**DIRECTIVE**
Every line that holds "thermal" should be shown.
### DATASET ROWS ###
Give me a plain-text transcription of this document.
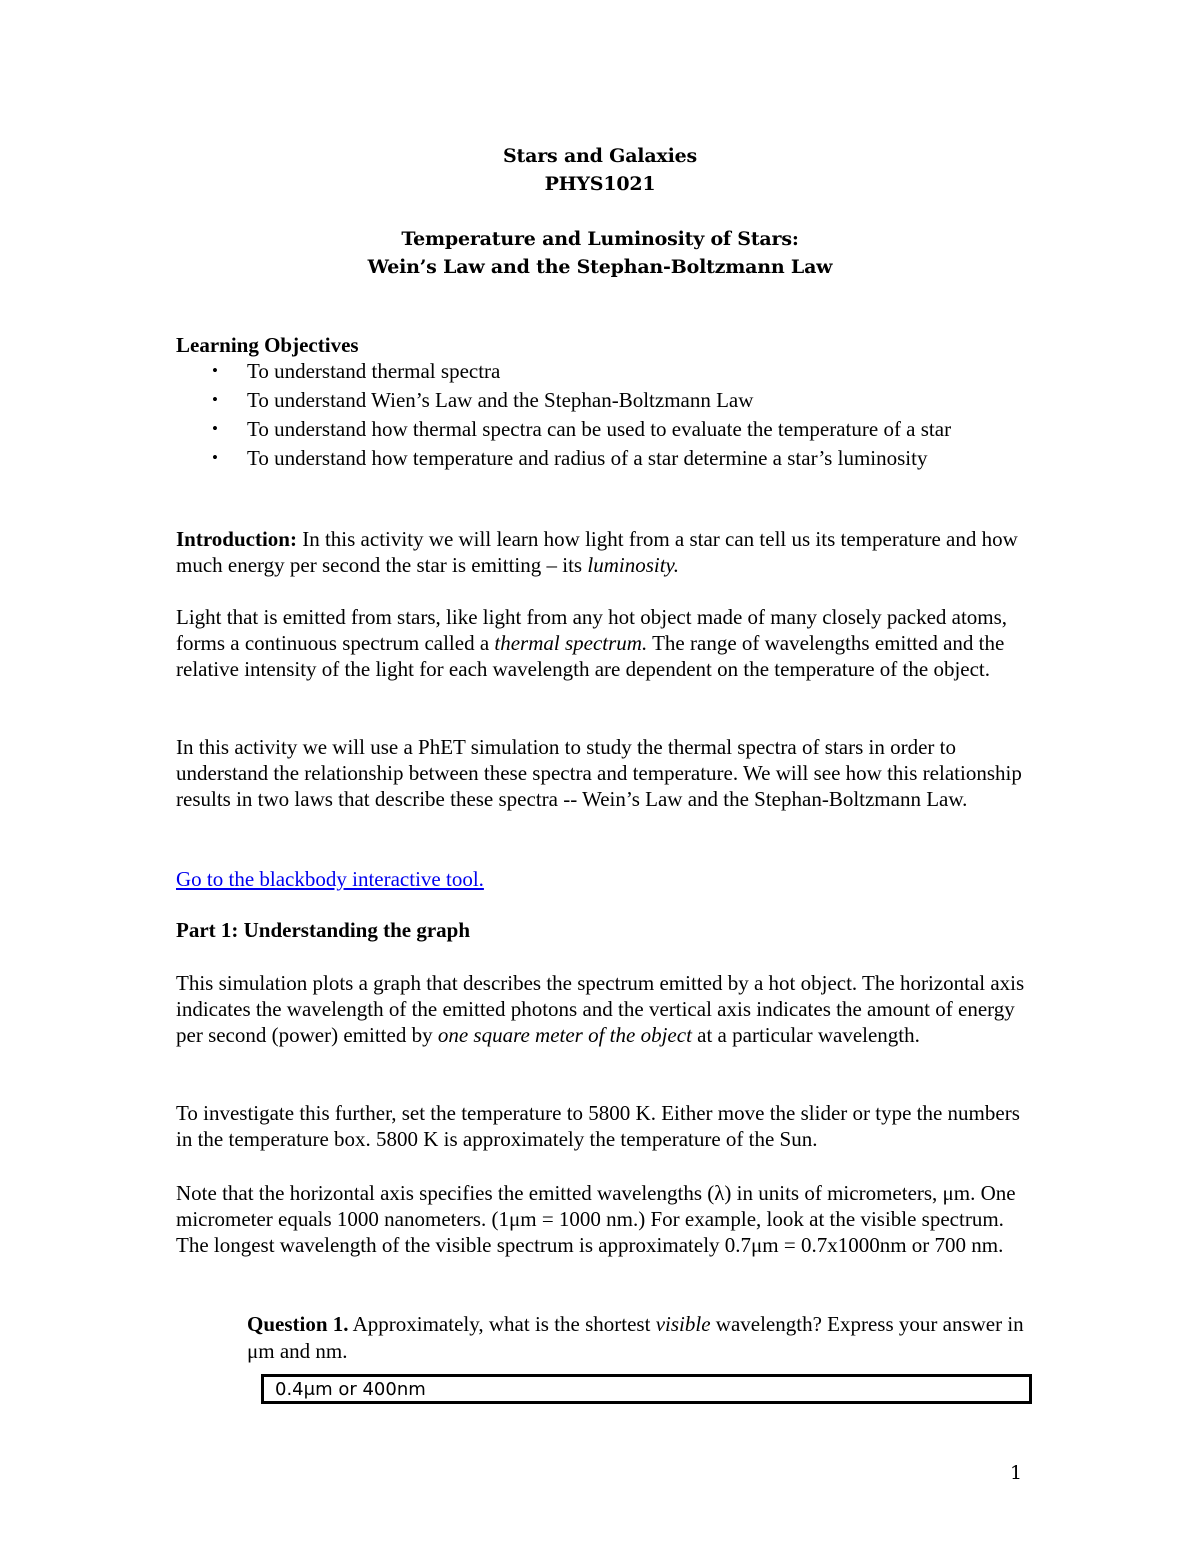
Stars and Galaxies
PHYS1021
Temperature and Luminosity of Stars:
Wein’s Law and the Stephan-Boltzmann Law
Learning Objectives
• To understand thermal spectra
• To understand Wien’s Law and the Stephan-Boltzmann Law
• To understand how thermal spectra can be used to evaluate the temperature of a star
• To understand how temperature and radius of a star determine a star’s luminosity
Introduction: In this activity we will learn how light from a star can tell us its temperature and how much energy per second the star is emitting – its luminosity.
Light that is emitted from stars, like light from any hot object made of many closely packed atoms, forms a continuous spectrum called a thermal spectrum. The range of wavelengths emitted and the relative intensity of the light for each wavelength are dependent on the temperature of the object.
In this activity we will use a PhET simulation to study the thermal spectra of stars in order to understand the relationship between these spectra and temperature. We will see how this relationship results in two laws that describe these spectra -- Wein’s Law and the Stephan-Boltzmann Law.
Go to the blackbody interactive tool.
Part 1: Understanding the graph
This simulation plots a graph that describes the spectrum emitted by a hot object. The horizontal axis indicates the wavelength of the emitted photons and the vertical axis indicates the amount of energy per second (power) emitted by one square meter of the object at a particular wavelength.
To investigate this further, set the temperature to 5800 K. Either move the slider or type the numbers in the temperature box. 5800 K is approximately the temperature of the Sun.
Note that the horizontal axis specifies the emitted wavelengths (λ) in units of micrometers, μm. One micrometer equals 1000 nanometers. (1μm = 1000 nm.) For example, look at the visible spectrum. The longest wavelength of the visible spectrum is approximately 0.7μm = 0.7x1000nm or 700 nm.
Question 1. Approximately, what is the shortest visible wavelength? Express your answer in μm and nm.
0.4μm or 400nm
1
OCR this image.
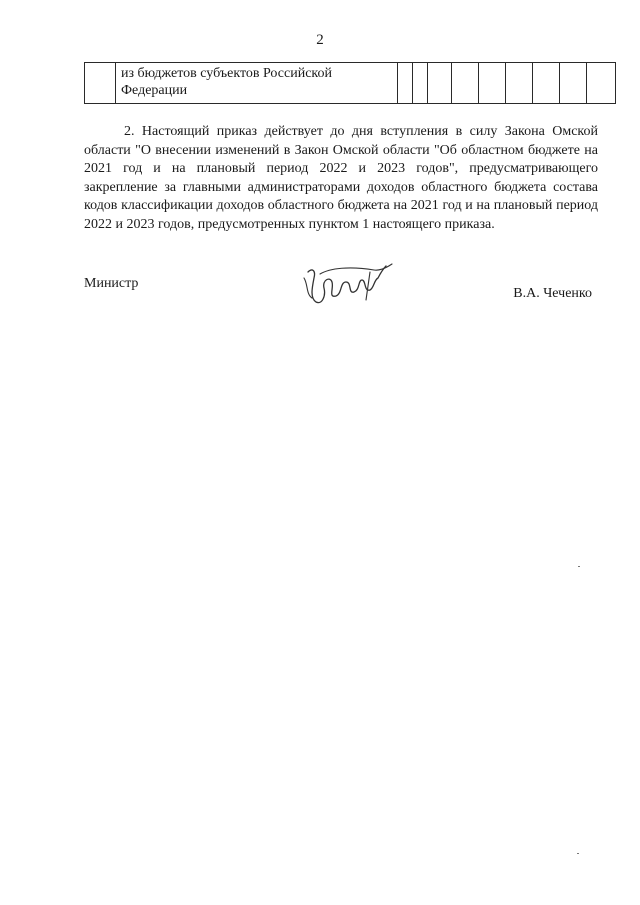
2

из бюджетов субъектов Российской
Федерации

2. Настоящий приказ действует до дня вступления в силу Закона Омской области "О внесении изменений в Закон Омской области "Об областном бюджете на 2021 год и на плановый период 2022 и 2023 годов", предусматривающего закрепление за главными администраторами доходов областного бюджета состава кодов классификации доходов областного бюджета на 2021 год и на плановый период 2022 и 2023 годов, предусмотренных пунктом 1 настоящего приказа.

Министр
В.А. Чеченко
###
**PROBLEM SOLUTION**
• To understand thermal spectra
• To understand how thermal spectra can be used to evaluate the temperature of a star
Light that is emitted from stars, like light from any hot object made of many closely packed atoms, forms a continuous spectrum called a thermal spectrum. The range of wavelengths emitted and the relative intensity of the light for each wavelength are dependent on the temperature of the object.
In this activity we will use a PhET simulation to study the thermal spectra of stars in order to understand the relationship between these spectra and temperature. We will see how this relationship results in two laws that describe these spectra -- Wein’s Law and the Stephan-Boltzmann Law.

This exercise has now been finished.